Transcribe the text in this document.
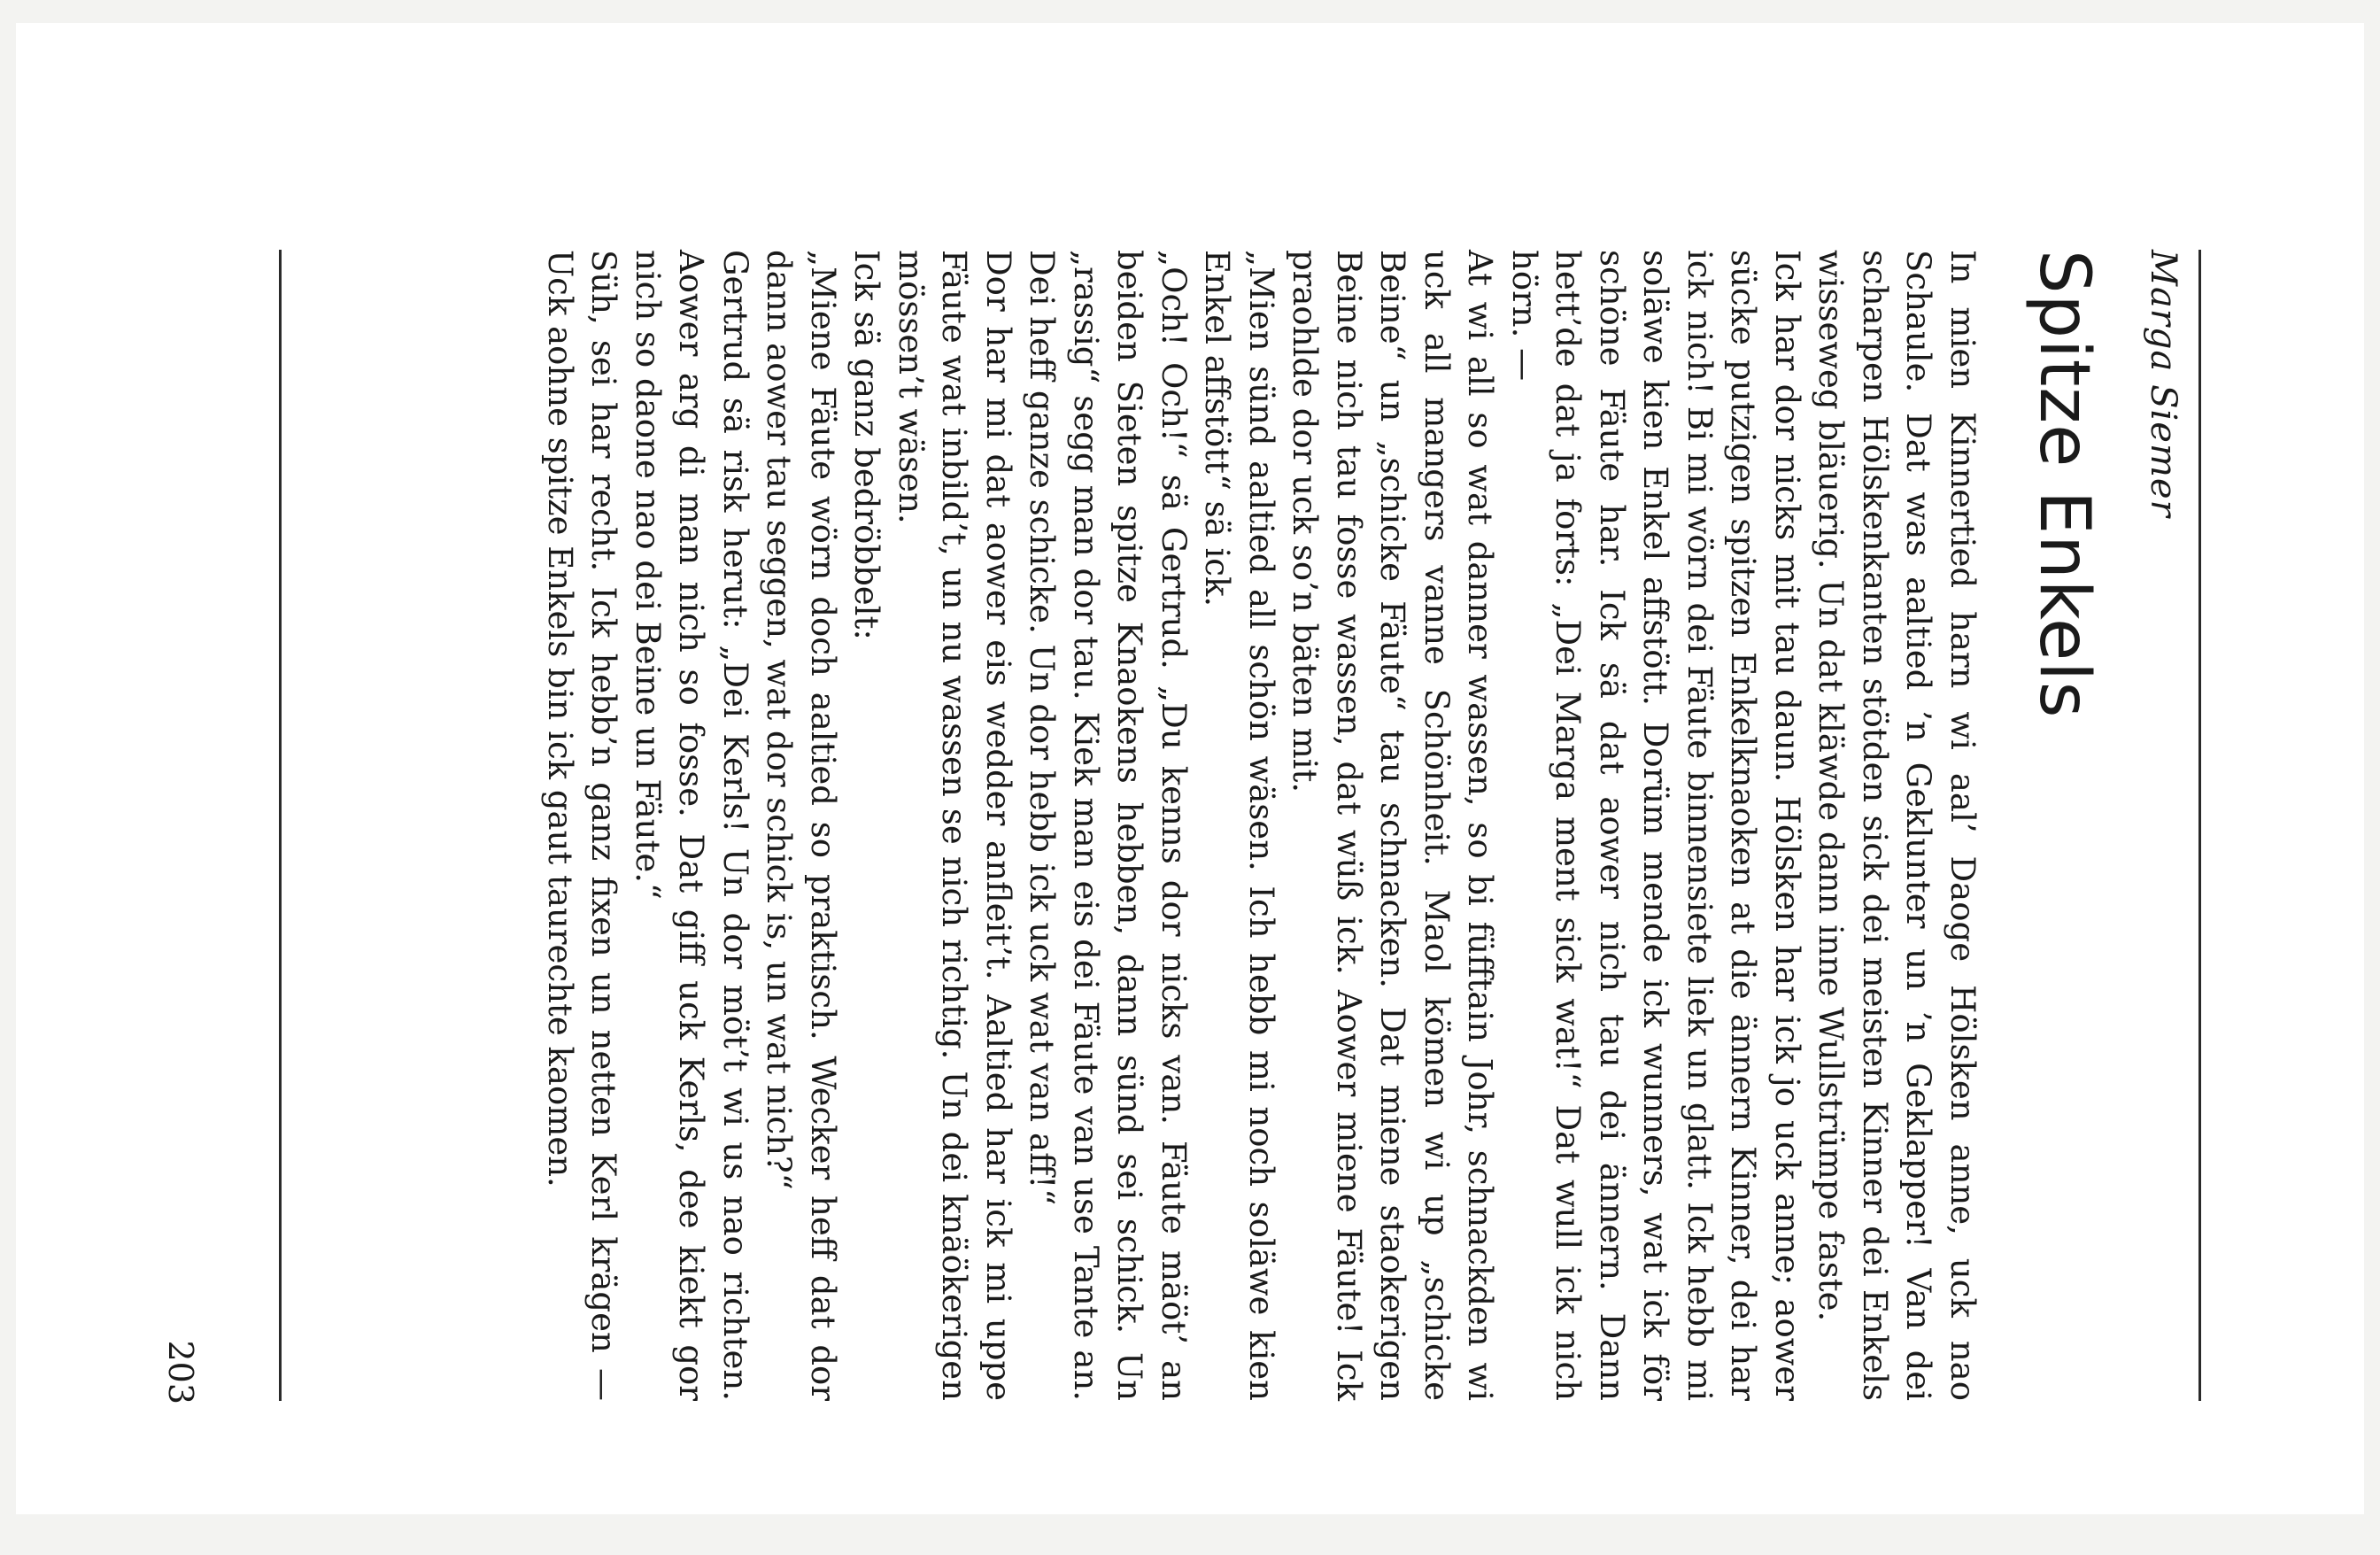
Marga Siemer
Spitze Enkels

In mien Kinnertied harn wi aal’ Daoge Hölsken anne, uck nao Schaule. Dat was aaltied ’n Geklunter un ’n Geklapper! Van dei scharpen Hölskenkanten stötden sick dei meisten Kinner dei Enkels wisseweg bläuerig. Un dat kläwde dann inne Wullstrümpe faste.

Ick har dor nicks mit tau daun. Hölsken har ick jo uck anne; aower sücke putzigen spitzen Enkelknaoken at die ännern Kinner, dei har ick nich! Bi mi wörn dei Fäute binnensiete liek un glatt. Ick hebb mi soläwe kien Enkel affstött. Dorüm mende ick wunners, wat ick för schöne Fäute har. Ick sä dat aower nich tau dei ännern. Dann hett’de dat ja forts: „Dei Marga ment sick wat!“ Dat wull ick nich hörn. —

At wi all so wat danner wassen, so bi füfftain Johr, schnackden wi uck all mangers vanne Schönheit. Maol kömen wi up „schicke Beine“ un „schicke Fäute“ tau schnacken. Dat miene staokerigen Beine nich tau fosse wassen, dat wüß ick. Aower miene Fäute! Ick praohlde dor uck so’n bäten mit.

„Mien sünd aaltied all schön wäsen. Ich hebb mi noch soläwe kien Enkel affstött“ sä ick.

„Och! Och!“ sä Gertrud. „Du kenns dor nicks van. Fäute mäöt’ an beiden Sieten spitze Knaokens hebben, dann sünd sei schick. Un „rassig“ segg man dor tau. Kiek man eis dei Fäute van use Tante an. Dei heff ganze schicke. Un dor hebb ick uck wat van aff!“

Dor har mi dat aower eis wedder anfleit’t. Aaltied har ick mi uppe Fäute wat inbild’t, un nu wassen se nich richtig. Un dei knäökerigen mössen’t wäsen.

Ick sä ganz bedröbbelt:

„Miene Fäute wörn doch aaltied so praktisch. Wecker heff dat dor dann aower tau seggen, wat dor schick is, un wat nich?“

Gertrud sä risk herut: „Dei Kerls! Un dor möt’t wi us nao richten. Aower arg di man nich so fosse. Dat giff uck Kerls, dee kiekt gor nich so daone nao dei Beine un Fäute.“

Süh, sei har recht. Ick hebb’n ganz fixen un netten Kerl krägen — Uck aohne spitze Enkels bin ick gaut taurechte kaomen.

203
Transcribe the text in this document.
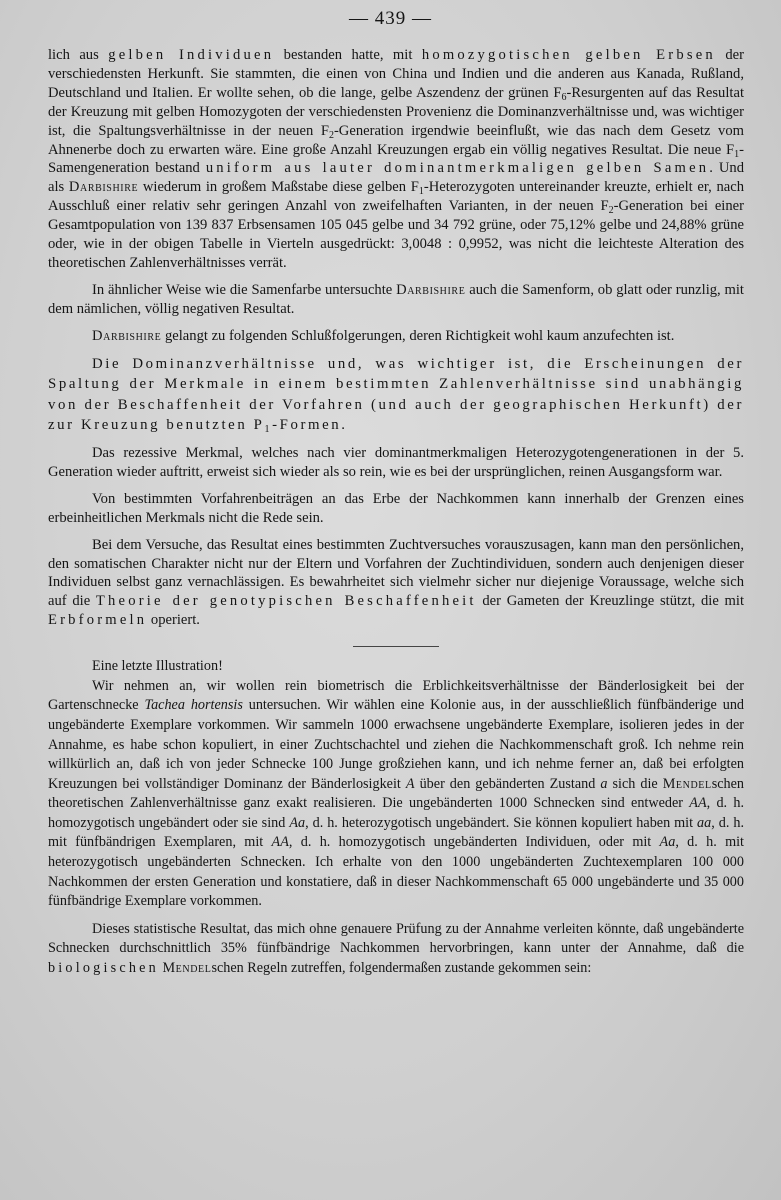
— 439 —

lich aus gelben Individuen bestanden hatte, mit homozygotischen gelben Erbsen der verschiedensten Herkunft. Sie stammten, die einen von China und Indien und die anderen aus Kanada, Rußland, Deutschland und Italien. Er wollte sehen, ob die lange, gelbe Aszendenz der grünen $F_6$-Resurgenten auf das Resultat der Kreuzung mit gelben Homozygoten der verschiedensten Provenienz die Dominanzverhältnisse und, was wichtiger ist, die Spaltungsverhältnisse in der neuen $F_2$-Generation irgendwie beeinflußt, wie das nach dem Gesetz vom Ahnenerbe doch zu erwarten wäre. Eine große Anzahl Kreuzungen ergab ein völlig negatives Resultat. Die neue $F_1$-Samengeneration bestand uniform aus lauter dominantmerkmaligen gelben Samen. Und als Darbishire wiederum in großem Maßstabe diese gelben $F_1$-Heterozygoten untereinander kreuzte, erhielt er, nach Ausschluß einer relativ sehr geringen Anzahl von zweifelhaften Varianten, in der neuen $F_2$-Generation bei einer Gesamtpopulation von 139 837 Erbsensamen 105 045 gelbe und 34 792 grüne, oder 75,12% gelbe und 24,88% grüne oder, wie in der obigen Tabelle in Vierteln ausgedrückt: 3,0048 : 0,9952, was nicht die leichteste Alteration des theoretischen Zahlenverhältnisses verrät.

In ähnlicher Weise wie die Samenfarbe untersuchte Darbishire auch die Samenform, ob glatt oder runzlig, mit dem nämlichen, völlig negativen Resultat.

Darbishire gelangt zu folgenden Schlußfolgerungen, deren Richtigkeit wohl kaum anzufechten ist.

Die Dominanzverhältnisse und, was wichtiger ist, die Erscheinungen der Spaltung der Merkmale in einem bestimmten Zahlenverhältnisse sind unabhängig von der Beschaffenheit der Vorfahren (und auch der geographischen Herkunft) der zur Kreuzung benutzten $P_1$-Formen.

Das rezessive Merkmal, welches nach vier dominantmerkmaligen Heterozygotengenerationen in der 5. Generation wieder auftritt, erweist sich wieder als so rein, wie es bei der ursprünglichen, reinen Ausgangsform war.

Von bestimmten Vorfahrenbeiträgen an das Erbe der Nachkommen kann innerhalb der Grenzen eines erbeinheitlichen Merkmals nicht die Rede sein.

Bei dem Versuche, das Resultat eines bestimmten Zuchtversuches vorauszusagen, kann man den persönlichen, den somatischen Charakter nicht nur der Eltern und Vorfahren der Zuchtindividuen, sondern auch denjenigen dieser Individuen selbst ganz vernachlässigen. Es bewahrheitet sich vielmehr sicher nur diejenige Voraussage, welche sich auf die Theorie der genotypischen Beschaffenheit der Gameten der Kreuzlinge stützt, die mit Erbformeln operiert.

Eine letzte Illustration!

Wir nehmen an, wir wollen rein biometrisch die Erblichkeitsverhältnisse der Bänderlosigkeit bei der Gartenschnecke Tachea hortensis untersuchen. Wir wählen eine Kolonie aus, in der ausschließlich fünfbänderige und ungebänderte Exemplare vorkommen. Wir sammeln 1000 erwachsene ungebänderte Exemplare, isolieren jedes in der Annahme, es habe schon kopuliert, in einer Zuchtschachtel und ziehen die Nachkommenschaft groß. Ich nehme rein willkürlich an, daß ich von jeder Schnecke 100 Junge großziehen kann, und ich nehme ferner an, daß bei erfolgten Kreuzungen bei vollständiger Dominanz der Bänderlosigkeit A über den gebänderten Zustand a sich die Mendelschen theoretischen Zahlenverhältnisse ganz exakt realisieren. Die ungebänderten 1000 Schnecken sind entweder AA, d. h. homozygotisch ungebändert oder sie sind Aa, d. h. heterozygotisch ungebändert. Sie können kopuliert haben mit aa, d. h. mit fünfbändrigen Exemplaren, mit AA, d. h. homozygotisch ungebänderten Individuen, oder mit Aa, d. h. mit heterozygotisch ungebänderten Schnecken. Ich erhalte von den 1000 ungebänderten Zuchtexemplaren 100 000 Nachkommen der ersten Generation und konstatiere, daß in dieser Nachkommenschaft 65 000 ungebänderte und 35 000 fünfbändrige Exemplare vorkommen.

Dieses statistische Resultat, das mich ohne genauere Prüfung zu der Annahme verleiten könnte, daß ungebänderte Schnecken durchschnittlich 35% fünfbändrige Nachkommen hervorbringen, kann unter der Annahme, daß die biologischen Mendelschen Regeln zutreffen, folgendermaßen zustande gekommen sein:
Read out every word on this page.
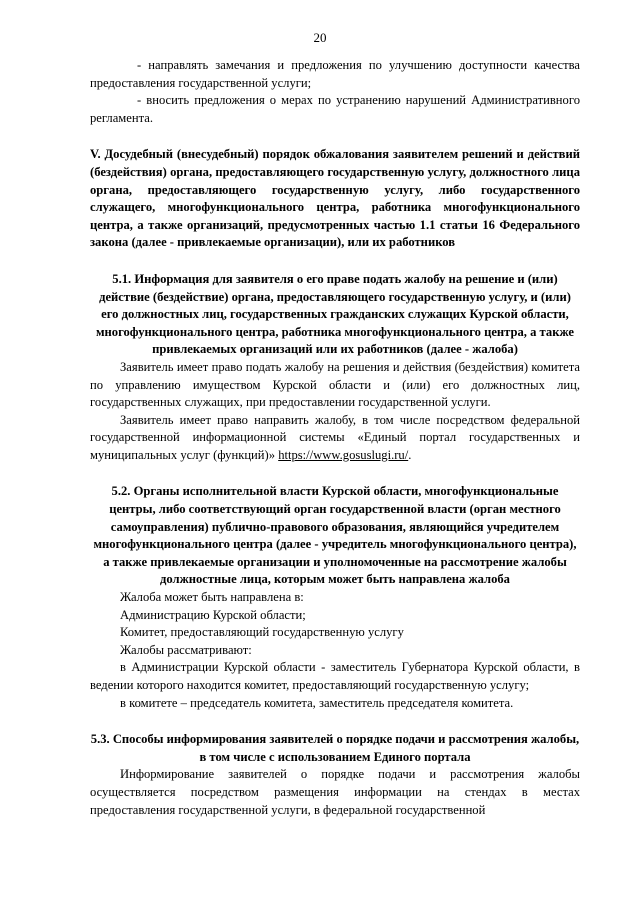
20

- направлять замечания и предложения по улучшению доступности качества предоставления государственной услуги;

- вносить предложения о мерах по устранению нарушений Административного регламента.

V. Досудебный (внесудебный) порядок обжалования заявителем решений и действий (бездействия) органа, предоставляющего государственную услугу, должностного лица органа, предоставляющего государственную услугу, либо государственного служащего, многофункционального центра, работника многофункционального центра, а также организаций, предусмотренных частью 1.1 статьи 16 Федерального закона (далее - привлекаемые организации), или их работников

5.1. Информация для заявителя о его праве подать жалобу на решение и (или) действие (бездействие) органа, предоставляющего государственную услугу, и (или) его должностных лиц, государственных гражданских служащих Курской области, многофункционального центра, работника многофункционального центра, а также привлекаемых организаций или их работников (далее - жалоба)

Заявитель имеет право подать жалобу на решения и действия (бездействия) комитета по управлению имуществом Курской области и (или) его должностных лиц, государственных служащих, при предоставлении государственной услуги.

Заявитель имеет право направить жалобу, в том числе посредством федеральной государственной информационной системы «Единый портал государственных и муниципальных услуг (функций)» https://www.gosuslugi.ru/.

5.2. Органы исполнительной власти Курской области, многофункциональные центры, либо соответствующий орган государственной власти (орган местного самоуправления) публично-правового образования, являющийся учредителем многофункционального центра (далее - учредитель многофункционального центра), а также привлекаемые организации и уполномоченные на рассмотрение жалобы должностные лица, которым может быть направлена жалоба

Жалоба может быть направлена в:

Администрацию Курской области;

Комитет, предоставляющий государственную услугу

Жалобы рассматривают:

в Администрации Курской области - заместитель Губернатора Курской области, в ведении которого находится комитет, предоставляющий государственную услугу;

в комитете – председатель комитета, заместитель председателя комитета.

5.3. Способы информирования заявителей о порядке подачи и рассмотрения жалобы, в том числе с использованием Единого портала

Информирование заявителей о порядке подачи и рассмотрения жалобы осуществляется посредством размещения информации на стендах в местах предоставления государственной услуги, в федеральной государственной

--------------------------------------------------

(WHAT THIS TASK INVOLVES)
Gather from the entries above all lines that include the string "Kinner".

(THE REPLY)
In mien Kinnertied harn wi aal’ Daoge Hölsken anne, uck nao Schaule. Dat was aaltied ’n Geklunter un ’n Geklapper! Van dei scharpen Hölskenkanten stötden sick dei meisten Kinner dei Enkels wisseweg bläuerig. Un dat kläwde dann inne Wullstrümpe faste.
Ick har dor nicks mit tau daun. Hölsken har ick jo uck anne; aower sücke putzigen spitzen Enkelknaoken at die ännern Kinner, dei har ick nich! Bi mi wörn dei Fäute binnensiete liek un glatt. Ick hebb mi soläwe kien Enkel affstött. Dorüm mende ick wunners, wat ick för schöne Fäute har. Ick sä dat aower nich tau dei ännern. Dann hett’de dat ja forts: „Dei Marga ment sick wat!“ Dat wull ick nich hörn. —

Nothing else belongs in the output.